● Extracted entries:

......

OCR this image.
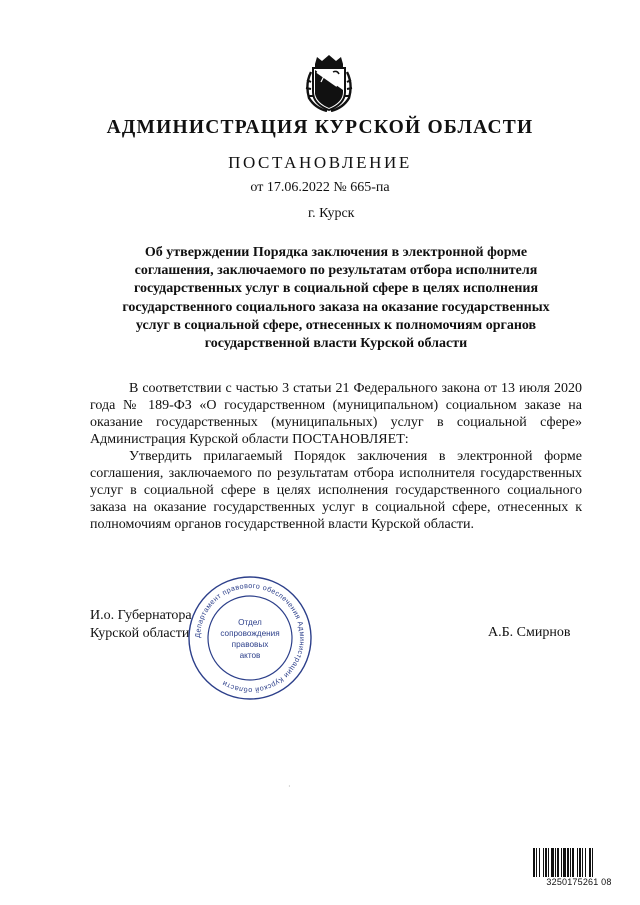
АДМИНИСТРАЦИЯ КУРСКОЙ ОБЛАСТИ
ПОСТАНОВЛЕНИЕ
от 17.06.2022 № 665-па
г. Курск
Об утверждении Порядка заключения в электронной форме
соглашения, заключаемого по результатам отбора исполнителя
государственных услуг в социальной сфере в целях исполнения
государственного социального заказа на оказание государственных
услуг в социальной сфере, отнесенных к полномочиям органов
государственной власти Курской области

В соответствии с частью 3 статьи 21 Федерального закона от 13 июля 2020 года № 189-ФЗ «О государственном (муниципальном) социальном заказе на оказание государственных (муниципальных) услуг в социальной сфере» Администрация Курской области ПОСТАНОВЛЯЕТ:

Утвердить прилагаемый Порядок заключения в электронной форме соглашения, заключаемого по результатам отбора исполнителя государственных услуг в социальной сфере в целях исполнения государственного социального заказа на оказание государственных услуг в социальной сфере, отнесенных к полномочиям органов государственной власти Курской области.

И.о. Губернатора
Курской области	А.Б. Смирнов
Департамент правового обеспечения Администрации Курской области
Отдел
сопровождения
правовых
актов
·
3250175261 08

......

● What is needed:
Transcribe the listing in full. Omit the pictures and keep every line exact.

● Complete output:
OCR this image.
АДМИНИСТРАЦИЯ КУРСКОЙ ОБЛАСТИ
ПОСТАНОВЛЕНИЕ
от 17.06.2022 № 665-па
г. Курск
Об утверждении Порядка заключения в электронной форме
соглашения, заключаемого по результатам отбора исполнителя
государственных услуг в социальной сфере в целях исполнения
государственного социального заказа на оказание государственных
услуг в социальной сфере, отнесенных к полномочиям органов
государственной власти Курской области

В соответствии с частью 3 статьи 21 Федерального закона от 13 июля 2020 года № 189-ФЗ «О государственном (муниципальном) социальном заказе на оказание государственных (муниципальных) услуг в социальной сфере» Администрация Курской области ПОСТАНОВЛЯЕТ:

Утвердить прилагаемый Порядок заключения в электронной форме соглашения, заключаемого по результатам отбора исполнителя государственных услуг в социальной сфере в целях исполнения государственного социального заказа на оказание государственных услуг в социальной сфере, отнесенных к полномочиям органов государственной власти Курской области.

И.о. Губернатора
Курской области	А.Б. Смирнов
Департамент правового обеспечения Администрации Курской области
Отдел
сопровождения
правовых
актов
·
3250175261 08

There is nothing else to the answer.